PAGE EXCERPT >>
* * * * * * *

The need to hide the "human evidence" is proof that policies championed by APEC and the WTO run contrary to their increasingly stale rhetoric of improving the lives of the poor. Rather than making issues of poverty and homelessness a priority in the coming APEC talks, delegates, including US President George Bush and Australia's Prime Minister John Howard, prefer to continue implementing devastating neoliberal economic policies without having to witness the ill effects such policies cause.
Biopiracy
Of particular concern to Thailand is the threat of "biopiracy". An US researcher is currently developing a "new" strand of the country's indigenous jasmine rice using genetic-engineering technology. He hopes to produce a strain of jasmine rice suitable for cultivation in the US. Eager to cash in on the lucrative world market for jasmine rice, several US biotech companies have expressed interest in the work, hoping to patent and market the genteically modified jasmine rice, in effect stealing it from Thai farmers, who consider it a product and symbol of indigenous knowledge and tradition.

* * * * * * *

[Document understanding data]

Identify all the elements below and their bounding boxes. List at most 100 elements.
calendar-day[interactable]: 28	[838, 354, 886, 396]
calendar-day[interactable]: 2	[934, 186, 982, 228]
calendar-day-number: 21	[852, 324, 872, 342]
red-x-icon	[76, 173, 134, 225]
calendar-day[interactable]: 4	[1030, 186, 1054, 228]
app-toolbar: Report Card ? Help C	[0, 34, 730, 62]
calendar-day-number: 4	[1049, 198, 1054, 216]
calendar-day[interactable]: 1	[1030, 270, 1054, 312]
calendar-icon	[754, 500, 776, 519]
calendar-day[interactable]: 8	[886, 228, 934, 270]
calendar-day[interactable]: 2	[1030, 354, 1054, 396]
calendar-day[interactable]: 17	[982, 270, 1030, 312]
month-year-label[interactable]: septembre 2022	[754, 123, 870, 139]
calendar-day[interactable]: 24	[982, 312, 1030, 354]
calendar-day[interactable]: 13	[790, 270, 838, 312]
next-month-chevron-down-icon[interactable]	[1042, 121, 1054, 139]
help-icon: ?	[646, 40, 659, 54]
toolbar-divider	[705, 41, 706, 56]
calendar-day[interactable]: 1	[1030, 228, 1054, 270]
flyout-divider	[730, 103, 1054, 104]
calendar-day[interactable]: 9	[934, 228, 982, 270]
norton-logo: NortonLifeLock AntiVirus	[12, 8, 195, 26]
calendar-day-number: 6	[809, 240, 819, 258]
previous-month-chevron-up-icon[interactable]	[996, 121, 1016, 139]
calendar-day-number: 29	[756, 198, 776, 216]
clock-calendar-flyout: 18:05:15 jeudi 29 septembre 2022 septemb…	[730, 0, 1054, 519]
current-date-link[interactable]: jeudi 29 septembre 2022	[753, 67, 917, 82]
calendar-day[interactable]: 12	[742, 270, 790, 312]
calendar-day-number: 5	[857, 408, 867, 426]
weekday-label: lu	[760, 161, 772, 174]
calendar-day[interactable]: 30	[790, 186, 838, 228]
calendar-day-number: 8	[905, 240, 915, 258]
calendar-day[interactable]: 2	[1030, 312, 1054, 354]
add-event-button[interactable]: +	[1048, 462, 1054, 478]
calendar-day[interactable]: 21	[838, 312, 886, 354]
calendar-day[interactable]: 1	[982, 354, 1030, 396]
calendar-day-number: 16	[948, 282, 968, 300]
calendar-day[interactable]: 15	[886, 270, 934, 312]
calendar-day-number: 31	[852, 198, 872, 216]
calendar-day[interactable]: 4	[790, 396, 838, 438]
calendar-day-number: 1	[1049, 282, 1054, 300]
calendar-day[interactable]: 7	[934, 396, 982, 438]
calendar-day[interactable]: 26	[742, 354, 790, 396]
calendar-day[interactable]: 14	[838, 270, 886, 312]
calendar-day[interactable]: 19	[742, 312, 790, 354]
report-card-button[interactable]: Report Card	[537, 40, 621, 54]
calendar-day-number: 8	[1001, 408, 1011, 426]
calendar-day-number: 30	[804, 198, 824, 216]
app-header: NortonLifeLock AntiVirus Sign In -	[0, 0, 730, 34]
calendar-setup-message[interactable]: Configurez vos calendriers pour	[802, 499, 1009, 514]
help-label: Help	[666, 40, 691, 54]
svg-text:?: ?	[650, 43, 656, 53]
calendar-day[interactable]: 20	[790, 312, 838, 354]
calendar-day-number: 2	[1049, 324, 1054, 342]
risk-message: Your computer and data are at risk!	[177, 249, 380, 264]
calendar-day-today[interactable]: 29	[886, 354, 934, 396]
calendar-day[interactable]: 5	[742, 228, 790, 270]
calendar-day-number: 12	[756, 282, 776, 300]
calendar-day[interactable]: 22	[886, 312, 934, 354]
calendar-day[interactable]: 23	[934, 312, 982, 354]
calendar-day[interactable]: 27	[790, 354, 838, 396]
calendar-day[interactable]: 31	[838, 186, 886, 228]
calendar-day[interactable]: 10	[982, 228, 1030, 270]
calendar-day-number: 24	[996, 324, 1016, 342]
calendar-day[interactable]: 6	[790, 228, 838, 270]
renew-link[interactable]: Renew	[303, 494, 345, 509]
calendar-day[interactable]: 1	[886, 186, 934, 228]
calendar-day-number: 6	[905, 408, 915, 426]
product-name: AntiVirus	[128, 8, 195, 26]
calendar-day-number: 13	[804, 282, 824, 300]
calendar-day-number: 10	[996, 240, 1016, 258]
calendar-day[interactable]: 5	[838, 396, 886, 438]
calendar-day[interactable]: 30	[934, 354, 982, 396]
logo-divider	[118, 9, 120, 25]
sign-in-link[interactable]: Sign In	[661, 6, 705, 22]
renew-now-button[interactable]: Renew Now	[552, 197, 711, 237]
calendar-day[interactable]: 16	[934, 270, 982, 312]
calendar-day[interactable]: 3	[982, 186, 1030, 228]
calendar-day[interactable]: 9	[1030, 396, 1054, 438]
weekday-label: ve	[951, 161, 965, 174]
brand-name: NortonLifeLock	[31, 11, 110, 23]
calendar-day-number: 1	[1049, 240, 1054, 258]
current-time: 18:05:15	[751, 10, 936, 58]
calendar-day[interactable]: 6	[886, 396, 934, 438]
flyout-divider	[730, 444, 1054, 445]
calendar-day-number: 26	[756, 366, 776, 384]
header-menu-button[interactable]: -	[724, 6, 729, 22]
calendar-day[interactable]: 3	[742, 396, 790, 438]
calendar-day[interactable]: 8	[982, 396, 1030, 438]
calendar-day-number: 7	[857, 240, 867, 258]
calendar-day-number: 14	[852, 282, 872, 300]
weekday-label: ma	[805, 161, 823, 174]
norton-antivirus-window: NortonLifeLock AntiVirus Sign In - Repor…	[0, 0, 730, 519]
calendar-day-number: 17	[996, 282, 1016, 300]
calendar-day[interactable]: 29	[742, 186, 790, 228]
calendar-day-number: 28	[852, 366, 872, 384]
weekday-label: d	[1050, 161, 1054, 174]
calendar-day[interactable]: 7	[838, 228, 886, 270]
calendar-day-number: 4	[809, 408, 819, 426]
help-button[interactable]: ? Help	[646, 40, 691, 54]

* * * * * * *

TASK GOAL >> Copy out the full excerpt on APEC and jasmine rice biopiracy, word for word.

PROBLEM SOLUTION >>
The need to hide the "human evidence" is proof that policies championed by APEC and the WTO run contrary to their increasingly stale rhetoric of improving the lives of the poor. Rather than making issues of poverty and homelessness a priority in the coming APEC talks, delegates, including US President George Bush and Australia's Prime Minister John Howard, prefer to continue implementing devastating neoliberal economic policies without having to witness the ill effects such policies cause.
Biopiracy
Of particular concern to Thailand is the threat of "biopiracy". An US researcher is currently developing a "new" strand of the country's indigenous jasmine rice using genetic-engineering technology. He hopes to produce a strain of jasmine rice suitable for cultivation in the US. Eager to cash in on the lucrative world market for jasmine rice, several US biotech companies have expressed interest in the work, hoping to patent and market the genteically modified jasmine rice, in effect stealing it from Thai farmers, who consider it a product and symbol of indigenous knowledge and tradition.